Data for the task
>> begin

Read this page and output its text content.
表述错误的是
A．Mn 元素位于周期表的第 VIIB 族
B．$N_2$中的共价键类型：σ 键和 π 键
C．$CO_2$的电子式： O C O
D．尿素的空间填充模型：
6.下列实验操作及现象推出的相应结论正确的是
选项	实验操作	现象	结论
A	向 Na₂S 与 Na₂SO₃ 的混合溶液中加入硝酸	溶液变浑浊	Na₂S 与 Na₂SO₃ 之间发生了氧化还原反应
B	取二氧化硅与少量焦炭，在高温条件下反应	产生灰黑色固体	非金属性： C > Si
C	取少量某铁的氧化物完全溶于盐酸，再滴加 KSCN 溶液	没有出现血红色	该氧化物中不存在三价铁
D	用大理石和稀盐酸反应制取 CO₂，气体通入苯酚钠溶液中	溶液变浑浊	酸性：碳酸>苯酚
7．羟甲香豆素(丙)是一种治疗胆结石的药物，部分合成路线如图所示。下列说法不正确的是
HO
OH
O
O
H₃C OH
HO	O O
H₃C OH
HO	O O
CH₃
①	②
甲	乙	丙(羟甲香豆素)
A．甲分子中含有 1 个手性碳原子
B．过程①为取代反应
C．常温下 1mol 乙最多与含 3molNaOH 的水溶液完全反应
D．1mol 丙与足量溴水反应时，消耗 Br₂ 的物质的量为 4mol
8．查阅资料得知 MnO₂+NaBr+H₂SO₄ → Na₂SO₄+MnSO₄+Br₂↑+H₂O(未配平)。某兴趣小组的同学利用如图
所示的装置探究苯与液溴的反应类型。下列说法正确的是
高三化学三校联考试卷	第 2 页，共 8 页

>> end

Prompt
Look through the material above. Copy each line where the word "溶液变浑浊" appears.

Written response
A	向 Na₂S 与 Na₂SO₃ 的混合溶液中加入硝酸	溶液变浑浊	Na₂S 与 Na₂SO₃ 之间发生了氧化还原反应
D	用大理石和稀盐酸反应制取 CO₂，气体通入苯酚钠溶液中	溶液变浑浊	酸性：碳酸>苯酚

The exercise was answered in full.